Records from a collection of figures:
"""

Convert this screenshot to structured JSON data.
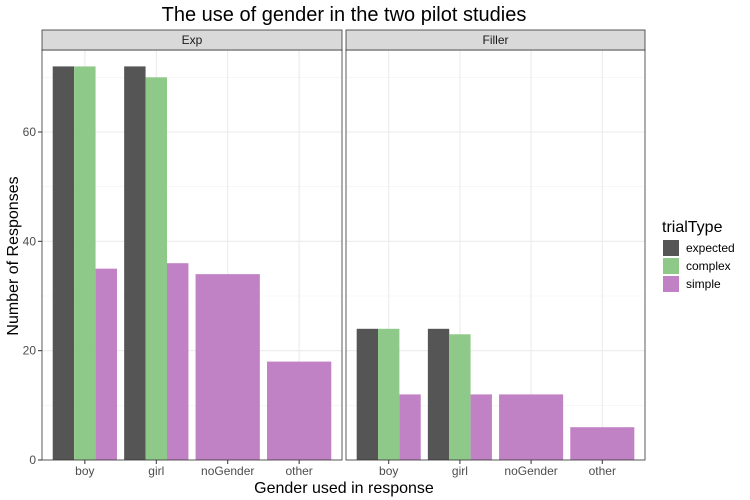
{
  "chart_data": {
    "type": "bar",
    "title": "The use of gender in the two pilot studies",
    "xlabel": "Gender used in response",
    "ylabel": "Number of Responses",
    "ylim": [
      0,
      75
    ],
    "yticks": [
      0,
      20,
      40,
      60
    ],
    "grid": true,
    "legend": {
      "title": "trialType",
      "placement": "right",
      "entries": [
        {
          "name": "expected",
          "color": "#555555"
        },
        {
          "name": "complex",
          "color": "#8fc98a"
        },
        {
          "name": "simple",
          "color": "#c182c5"
        }
      ]
    },
    "categories": [
      "boy",
      "girl",
      "noGender",
      "other"
    ],
    "panels": [
      {
        "name": "Exp",
        "series": [
          {
            "name": "expected",
            "values": [
              72,
              72,
              null,
              null
            ]
          },
          {
            "name": "complex",
            "values": [
              72,
              70,
              null,
              null
            ]
          },
          {
            "name": "simple",
            "values": [
              35,
              36,
              34,
              18
            ]
          }
        ]
      },
      {
        "name": "Filler",
        "series": [
          {
            "name": "expected",
            "values": [
              24,
              24,
              null,
              null
            ]
          },
          {
            "name": "complex",
            "values": [
              24,
              23,
              null,
              null
            ]
          },
          {
            "name": "simple",
            "values": [
              12,
              12,
              12,
              6
            ]
          }
        ]
      }
    ]
  }
}
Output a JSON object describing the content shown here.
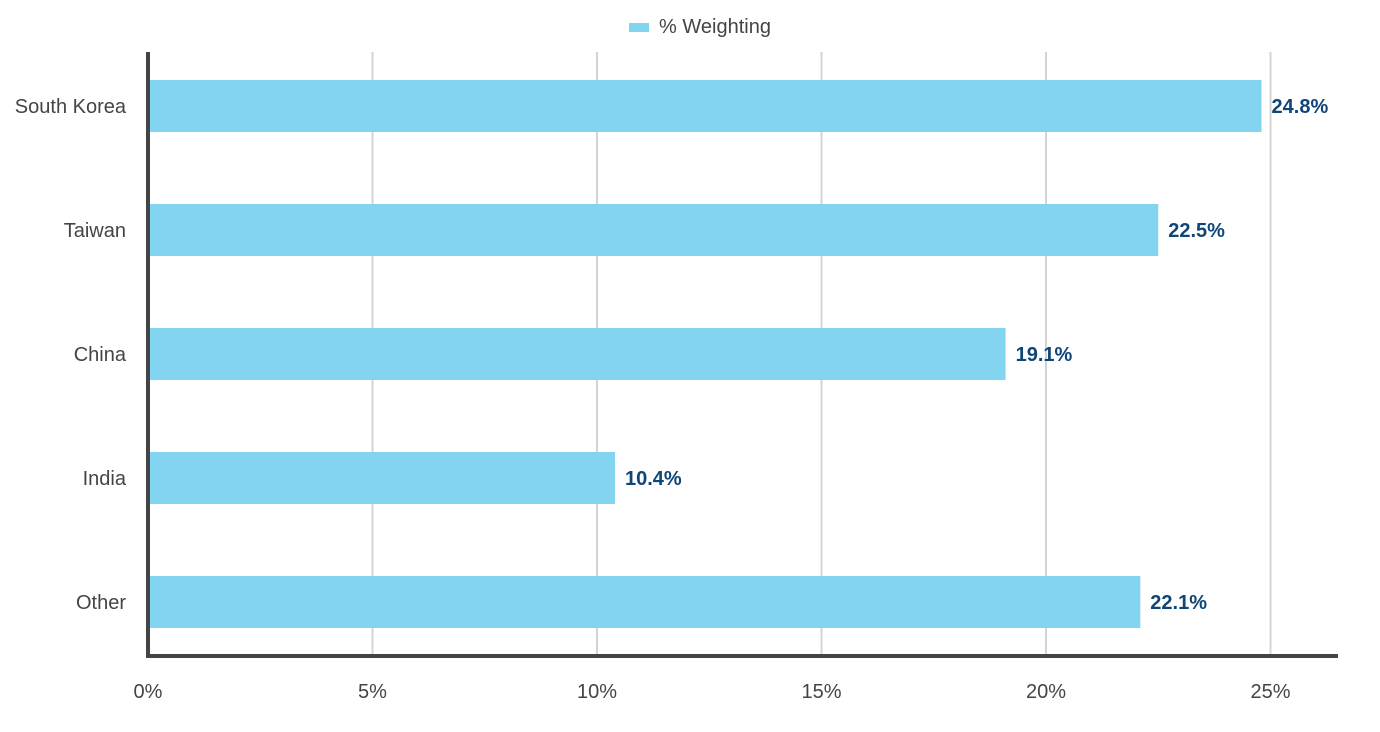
{
  "legend": {
    "label": "% Weighting"
  },
  "colors": {
    "bar": "#83d4f0",
    "value_label": "#0f4577",
    "axis": "#444444",
    "grid": "#d4d4d4",
    "tick_label": "#444444"
  },
  "chart_data": {
    "type": "bar",
    "orientation": "horizontal",
    "categories": [
      "South Korea",
      "Taiwan",
      "China",
      "India",
      "Other"
    ],
    "series": [
      {
        "name": "% Weighting",
        "values": [
          24.8,
          22.5,
          19.1,
          10.4,
          22.1
        ]
      }
    ],
    "value_labels": [
      "24.8%",
      "22.5%",
      "19.1%",
      "10.4%",
      "22.1%"
    ],
    "x_ticks": [
      0,
      5,
      10,
      15,
      20,
      25
    ],
    "x_tick_labels": [
      "0%",
      "5%",
      "10%",
      "15%",
      "20%",
      "25%"
    ],
    "xlim": [
      0,
      26.5
    ],
    "title": "",
    "xlabel": "",
    "ylabel": "",
    "grid": "vertical",
    "legend_position": "top-center"
  }
}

"""

▶ Aim of the task: Exclude the images, then output the data above word for word.

▶ Exercise solution:
Convert this screenshot to structured JSON data.
{
  "chart_data": {
    "type": "bar",
    "title": "The use of gender in the two pilot studies",
    "xlabel": "Gender used in response",
    "ylabel": "Number of Responses",
    "ylim": [
      0,
      75
    ],
    "yticks": [
      0,
      20,
      40,
      60
    ],
    "grid": true,
    "legend": {
      "title": "trialType",
      "placement": "right",
      "entries": [
        {
          "name": "expected",
          "color": "#555555"
        },
        {
          "name": "complex",
          "color": "#8fc98a"
        },
        {
          "name": "simple",
          "color": "#c182c5"
        }
      ]
    },
    "categories": [
      "boy",
      "girl",
      "noGender",
      "other"
    ],
    "panels": [
      {
        "name": "Exp",
        "series": [
          {
            "name": "expected",
            "values": [
              72,
              72,
              null,
              null
            ]
          },
          {
            "name": "complex",
            "values": [
              72,
              70,
              null,
              null
            ]
          },
          {
            "name": "simple",
            "values": [
              35,
              36,
              34,
              18
            ]
          }
        ]
      },
      {
        "name": "Filler",
        "series": [
          {
            "name": "expected",
            "values": [
              24,
              24,
              null,
              null
            ]
          },
          {
            "name": "complex",
            "values": [
              24,
              23,
              null,
              null
            ]
          },
          {
            "name": "simple",
            "values": [
              12,
              12,
              12,
              6
            ]
          }
        ]
      }
    ]
  }
}
Output a JSON object describing the content shown here.
{
  "legend": {
    "label": "% Weighting"
  },
  "colors": {
    "bar": "#83d4f0",
    "value_label": "#0f4577",
    "axis": "#444444",
    "grid": "#d4d4d4",
    "tick_label": "#444444"
  },
  "chart_data": {
    "type": "bar",
    "orientation": "horizontal",
    "categories": [
      "South Korea",
      "Taiwan",
      "China",
      "India",
      "Other"
    ],
    "series": [
      {
        "name": "% Weighting",
        "values": [
          24.8,
          22.5,
          19.1,
          10.4,
          22.1
        ]
      }
    ],
    "value_labels": [
      "24.8%",
      "22.5%",
      "19.1%",
      "10.4%",
      "22.1%"
    ],
    "x_ticks": [
      0,
      5,
      10,
      15,
      20,
      25
    ],
    "x_tick_labels": [
      "0%",
      "5%",
      "10%",
      "15%",
      "20%",
      "25%"
    ],
    "xlim": [
      0,
      26.5
    ],
    "title": "",
    "xlabel": "",
    "ylabel": "",
    "grid": "vertical",
    "legend_position": "top-center"
  }
}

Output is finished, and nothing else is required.